*AIM*:
Go through the lines below. Copy those with "coordinate".

(Items listed in a dataset)
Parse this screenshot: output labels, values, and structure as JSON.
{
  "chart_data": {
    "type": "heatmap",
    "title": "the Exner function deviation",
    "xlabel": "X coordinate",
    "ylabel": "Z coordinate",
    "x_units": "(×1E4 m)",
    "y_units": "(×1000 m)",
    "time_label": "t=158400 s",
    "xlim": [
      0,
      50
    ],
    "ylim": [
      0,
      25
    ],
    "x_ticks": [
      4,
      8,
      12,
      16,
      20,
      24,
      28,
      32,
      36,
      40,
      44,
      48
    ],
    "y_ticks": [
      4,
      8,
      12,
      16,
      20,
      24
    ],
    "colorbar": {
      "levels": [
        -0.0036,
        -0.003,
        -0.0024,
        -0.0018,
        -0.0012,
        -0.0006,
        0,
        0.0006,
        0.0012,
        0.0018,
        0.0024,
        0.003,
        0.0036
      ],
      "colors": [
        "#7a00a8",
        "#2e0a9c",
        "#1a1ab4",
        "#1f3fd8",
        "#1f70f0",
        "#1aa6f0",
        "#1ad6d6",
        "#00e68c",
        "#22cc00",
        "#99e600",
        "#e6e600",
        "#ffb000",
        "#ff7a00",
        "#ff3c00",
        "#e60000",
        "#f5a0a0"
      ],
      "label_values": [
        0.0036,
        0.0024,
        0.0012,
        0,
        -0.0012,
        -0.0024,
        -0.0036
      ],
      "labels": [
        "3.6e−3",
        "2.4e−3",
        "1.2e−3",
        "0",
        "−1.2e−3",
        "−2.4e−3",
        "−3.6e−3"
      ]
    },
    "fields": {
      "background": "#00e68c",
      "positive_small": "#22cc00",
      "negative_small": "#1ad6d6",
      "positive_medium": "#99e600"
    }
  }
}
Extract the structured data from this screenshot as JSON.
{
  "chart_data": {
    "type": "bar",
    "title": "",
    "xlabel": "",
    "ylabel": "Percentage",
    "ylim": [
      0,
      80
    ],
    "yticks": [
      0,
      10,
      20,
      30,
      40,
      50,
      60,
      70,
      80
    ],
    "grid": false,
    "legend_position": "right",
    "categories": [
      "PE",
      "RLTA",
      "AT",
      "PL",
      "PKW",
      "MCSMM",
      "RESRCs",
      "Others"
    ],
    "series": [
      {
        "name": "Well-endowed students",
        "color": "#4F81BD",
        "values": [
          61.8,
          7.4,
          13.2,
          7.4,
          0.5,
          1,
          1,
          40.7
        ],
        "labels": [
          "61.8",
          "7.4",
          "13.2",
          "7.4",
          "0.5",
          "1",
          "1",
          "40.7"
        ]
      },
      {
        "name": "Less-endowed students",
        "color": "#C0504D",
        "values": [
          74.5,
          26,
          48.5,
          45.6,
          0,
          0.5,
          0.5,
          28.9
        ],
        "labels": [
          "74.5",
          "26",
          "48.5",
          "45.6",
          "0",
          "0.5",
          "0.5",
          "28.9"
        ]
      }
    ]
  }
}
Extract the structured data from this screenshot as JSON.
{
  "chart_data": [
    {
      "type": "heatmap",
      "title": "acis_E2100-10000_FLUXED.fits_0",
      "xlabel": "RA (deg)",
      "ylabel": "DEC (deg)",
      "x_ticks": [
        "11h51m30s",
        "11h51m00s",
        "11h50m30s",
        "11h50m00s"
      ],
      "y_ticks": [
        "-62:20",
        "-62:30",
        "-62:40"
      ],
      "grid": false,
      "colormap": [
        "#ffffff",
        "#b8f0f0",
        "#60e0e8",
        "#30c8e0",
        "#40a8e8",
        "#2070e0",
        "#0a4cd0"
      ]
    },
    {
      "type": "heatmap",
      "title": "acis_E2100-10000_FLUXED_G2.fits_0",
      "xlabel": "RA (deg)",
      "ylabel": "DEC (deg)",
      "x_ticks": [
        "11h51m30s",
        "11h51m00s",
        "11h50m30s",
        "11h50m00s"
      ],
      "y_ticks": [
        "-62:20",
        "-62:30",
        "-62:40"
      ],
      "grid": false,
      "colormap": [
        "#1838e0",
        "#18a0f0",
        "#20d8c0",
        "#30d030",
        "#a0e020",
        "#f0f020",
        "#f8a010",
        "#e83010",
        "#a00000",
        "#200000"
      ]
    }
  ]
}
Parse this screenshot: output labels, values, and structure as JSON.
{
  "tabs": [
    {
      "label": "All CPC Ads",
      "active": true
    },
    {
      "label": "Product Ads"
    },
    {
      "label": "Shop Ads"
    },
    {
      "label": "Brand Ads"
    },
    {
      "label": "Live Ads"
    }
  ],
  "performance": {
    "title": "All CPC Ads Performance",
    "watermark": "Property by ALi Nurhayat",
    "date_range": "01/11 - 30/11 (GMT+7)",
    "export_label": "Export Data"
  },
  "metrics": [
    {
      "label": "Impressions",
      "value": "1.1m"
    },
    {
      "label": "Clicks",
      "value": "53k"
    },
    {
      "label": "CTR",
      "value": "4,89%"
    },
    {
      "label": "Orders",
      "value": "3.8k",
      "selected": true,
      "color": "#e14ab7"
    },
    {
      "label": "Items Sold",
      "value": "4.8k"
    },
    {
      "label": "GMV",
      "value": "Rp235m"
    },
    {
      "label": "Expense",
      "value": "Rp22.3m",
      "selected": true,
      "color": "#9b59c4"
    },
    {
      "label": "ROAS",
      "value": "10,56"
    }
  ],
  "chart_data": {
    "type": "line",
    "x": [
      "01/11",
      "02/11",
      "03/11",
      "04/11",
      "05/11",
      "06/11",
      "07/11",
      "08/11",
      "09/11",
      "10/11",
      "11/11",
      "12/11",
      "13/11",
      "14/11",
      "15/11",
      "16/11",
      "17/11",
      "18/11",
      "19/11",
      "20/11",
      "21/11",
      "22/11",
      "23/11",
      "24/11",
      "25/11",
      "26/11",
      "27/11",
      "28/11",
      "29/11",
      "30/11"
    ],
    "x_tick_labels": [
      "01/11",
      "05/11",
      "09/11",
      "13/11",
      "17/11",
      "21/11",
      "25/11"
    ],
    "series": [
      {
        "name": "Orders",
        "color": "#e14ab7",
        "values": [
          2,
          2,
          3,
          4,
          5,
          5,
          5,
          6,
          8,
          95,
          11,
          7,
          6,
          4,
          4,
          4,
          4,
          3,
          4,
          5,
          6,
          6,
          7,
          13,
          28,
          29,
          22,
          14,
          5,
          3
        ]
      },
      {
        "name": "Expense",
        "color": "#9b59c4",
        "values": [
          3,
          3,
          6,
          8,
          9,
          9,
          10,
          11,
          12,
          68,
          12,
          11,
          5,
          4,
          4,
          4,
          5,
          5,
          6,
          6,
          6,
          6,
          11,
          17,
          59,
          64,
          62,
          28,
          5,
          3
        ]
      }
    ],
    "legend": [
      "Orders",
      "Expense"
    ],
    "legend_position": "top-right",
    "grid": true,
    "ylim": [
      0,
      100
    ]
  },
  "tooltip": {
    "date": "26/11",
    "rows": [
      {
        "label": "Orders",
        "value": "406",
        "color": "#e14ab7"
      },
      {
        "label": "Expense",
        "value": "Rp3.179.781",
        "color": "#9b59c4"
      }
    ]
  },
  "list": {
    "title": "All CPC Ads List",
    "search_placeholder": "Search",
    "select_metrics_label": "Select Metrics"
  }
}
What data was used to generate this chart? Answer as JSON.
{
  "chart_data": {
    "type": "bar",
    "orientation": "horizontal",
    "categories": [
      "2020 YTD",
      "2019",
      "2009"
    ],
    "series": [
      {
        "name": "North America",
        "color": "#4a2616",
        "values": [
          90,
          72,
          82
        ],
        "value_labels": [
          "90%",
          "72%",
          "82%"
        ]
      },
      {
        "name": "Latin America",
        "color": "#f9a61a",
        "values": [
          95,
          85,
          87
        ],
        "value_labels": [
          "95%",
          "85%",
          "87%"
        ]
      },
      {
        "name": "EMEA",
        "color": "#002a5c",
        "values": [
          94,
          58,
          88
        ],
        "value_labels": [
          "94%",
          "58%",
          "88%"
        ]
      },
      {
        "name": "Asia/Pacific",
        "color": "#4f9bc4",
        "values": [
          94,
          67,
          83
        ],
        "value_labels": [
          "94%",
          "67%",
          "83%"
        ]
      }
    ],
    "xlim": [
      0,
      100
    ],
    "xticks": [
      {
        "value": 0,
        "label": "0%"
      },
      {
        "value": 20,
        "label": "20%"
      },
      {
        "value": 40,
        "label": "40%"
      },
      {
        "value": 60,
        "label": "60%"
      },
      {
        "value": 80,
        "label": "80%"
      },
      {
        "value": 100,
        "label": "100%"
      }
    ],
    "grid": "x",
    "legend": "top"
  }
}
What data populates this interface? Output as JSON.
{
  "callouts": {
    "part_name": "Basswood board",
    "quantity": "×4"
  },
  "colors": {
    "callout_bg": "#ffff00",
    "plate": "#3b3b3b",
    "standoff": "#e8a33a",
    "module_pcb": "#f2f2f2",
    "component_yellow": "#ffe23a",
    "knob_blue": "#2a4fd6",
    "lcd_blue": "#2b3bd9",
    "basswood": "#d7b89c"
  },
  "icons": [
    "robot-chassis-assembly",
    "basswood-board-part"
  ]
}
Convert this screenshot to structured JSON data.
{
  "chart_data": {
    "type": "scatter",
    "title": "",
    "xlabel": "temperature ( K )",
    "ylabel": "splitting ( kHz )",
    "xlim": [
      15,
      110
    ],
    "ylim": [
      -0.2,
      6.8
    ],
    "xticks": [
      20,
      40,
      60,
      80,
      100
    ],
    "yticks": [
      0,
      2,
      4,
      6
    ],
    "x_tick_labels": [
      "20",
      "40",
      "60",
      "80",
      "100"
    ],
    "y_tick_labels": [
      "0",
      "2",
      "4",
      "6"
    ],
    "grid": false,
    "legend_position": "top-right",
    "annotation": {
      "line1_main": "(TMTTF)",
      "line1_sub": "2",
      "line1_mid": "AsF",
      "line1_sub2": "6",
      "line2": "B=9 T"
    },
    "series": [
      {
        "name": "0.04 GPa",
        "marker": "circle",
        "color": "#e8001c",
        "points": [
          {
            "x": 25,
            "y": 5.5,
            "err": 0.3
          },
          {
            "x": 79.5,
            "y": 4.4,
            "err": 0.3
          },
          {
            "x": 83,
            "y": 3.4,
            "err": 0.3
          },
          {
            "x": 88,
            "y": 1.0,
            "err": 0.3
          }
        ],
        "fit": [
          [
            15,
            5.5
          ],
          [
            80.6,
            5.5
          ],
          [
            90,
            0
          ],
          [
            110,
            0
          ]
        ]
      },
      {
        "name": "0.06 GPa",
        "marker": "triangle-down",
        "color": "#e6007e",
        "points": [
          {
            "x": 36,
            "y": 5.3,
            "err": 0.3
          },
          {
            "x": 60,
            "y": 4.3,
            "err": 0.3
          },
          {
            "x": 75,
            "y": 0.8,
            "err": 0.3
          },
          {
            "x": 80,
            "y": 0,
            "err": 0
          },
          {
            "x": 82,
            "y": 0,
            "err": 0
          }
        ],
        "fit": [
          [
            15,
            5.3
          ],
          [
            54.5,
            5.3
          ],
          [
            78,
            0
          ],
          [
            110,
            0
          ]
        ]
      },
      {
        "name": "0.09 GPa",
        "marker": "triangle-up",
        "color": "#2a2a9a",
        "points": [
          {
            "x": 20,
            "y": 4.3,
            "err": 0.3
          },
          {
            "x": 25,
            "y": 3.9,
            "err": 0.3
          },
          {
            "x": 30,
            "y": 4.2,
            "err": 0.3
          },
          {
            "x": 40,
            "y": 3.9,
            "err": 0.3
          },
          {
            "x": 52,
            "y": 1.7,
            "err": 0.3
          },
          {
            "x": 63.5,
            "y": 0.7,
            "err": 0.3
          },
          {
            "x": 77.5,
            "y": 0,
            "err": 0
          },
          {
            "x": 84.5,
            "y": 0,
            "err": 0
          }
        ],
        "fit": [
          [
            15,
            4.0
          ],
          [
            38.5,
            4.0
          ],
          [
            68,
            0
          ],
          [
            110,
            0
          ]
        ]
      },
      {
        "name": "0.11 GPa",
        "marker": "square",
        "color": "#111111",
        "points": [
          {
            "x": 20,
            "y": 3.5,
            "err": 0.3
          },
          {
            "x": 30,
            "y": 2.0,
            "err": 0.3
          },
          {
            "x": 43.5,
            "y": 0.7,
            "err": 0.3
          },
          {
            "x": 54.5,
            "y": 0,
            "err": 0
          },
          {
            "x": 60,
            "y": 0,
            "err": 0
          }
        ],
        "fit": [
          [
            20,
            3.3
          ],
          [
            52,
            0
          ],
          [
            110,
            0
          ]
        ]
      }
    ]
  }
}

*OUTPUT OF THE EXERCISE*:
    "xlabel": "X coordinate",
    "ylabel": "Z coordinate",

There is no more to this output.